## Begin Supplied data

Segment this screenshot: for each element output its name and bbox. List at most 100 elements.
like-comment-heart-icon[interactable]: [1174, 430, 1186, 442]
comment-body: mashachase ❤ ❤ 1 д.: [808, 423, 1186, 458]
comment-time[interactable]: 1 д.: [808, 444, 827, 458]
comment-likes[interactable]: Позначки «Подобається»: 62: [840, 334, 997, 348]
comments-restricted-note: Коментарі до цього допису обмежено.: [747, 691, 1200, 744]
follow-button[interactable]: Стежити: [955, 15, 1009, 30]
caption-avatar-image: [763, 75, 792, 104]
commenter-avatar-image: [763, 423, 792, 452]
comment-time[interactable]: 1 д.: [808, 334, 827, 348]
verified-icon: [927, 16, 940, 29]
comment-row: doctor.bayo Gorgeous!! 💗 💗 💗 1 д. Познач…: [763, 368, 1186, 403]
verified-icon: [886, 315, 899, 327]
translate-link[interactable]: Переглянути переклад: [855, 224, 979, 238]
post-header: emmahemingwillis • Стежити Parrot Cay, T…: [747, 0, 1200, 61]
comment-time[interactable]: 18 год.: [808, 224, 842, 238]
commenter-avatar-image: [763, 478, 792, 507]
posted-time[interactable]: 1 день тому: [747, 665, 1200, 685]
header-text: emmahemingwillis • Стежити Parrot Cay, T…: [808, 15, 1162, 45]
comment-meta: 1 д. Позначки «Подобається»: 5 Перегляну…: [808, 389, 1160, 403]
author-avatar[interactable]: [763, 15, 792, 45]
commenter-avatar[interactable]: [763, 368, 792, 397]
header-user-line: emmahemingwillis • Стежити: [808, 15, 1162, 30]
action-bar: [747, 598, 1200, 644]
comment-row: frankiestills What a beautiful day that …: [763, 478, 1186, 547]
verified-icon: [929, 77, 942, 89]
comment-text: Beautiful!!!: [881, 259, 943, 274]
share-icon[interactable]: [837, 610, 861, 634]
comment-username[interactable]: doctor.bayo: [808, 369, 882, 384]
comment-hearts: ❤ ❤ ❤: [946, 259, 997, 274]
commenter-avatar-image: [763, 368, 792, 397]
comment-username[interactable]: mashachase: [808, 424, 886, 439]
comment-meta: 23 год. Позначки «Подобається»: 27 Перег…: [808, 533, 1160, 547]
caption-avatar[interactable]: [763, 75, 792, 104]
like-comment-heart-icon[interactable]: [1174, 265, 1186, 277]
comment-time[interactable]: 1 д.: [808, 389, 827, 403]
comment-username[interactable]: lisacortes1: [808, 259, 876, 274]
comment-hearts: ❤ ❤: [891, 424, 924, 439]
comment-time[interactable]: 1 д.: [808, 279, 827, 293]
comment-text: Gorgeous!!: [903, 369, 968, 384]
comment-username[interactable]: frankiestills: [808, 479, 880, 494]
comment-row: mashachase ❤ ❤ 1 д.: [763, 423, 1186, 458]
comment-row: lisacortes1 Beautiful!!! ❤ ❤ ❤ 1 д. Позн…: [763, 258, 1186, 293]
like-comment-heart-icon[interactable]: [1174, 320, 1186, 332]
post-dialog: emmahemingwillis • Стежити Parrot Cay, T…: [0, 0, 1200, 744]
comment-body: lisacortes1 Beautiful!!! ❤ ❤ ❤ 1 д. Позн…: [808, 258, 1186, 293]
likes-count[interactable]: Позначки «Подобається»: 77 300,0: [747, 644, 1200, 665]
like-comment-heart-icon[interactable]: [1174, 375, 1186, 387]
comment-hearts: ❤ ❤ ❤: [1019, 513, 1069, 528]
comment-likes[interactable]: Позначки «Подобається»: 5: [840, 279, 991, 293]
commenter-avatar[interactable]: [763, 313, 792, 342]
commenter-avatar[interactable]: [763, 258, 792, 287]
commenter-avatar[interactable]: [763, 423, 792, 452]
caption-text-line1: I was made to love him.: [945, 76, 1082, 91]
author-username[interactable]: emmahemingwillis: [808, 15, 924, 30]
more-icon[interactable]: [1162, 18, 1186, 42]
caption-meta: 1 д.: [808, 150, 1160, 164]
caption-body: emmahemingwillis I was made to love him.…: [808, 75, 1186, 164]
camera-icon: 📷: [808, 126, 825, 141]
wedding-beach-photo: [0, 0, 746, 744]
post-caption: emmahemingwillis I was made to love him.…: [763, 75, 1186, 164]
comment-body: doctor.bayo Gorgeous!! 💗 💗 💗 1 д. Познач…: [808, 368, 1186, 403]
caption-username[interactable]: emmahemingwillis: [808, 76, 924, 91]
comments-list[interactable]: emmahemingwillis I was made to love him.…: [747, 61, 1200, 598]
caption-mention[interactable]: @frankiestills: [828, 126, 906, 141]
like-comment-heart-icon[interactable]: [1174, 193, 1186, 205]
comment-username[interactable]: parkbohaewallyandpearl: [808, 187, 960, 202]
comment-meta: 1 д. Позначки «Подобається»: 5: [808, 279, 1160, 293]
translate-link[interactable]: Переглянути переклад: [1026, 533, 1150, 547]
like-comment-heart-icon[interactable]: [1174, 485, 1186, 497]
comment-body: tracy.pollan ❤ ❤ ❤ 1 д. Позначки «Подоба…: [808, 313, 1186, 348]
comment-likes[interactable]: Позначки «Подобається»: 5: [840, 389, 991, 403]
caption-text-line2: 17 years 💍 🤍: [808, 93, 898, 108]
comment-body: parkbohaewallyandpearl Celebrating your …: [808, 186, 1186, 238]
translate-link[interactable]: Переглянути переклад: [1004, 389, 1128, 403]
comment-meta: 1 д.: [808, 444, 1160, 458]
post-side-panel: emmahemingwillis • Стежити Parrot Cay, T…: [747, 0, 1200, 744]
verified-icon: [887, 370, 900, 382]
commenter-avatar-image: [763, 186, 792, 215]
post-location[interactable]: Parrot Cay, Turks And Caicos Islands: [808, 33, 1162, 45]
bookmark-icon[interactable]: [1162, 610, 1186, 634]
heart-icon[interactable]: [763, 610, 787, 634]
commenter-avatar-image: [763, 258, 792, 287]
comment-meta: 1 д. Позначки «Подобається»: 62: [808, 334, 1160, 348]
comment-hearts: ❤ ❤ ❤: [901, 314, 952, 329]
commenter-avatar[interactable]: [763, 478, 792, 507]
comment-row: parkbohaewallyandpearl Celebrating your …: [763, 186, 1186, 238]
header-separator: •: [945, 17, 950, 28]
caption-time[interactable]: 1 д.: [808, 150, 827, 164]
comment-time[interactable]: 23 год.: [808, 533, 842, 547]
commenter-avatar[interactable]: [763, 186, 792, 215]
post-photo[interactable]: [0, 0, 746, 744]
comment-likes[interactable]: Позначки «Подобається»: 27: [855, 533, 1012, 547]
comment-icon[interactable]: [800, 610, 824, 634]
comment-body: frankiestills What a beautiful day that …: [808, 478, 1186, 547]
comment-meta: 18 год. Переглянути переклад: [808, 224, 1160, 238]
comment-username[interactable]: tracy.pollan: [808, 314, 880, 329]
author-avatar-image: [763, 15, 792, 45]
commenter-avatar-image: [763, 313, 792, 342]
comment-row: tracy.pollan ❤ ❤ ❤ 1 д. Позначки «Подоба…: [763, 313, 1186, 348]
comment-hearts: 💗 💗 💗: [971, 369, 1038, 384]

## End Supplied data
## Begin Supplied data

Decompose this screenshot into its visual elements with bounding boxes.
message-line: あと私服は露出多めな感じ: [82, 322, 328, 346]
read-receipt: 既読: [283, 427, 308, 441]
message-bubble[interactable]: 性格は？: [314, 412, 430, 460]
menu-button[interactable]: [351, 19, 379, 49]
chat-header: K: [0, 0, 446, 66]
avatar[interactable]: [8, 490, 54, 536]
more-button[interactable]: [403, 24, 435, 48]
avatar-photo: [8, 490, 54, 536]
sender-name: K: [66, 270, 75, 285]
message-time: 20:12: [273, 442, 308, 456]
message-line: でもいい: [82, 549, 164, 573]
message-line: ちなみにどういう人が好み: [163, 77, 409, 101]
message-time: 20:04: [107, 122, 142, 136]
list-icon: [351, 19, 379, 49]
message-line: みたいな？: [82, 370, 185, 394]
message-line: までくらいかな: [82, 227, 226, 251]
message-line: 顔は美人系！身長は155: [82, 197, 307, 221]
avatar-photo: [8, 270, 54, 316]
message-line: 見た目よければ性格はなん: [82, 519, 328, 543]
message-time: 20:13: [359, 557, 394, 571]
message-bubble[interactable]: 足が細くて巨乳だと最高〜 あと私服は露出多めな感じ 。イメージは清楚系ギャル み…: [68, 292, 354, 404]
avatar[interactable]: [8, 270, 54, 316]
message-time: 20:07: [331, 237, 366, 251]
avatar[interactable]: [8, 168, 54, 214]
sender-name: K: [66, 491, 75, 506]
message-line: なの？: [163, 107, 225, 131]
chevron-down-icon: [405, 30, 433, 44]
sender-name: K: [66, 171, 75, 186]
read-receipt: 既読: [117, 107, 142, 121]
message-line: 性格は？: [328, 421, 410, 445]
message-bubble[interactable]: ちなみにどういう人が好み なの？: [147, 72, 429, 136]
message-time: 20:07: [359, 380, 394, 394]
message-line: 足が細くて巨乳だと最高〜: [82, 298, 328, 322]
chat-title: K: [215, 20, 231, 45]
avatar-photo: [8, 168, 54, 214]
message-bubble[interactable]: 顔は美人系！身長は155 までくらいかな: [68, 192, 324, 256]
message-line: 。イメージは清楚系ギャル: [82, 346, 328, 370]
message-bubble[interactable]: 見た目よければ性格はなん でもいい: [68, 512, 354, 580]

## End Supplied data

Give the stretch of entries from the line containing "Segment this screenshot: for" through the line containing "caption-avatar-image: [763, 75, 792, 104]" as a numbered list, leaving out any blank lines.

1. Segment this screenshot: for each element output its name and bbox. List at most 100 elements.
2. like-comment-heart-icon[interactable]: [1174, 430, 1186, 442]
3. comment-body: mashachase ❤ ❤ 1 д.: [808, 423, 1186, 458]
4. comment-time[interactable]: 1 д.: [808, 444, 827, 458]
5. comment-likes[interactable]: Позначки «Подобається»: 62: [840, 334, 997, 348]
6. comments-restricted-note: Коментарі до цього допису обмежено.: [747, 691, 1200, 744]
7. follow-button[interactable]: Стежити: [955, 15, 1009, 30]
8. caption-avatar-image: [763, 75, 792, 104]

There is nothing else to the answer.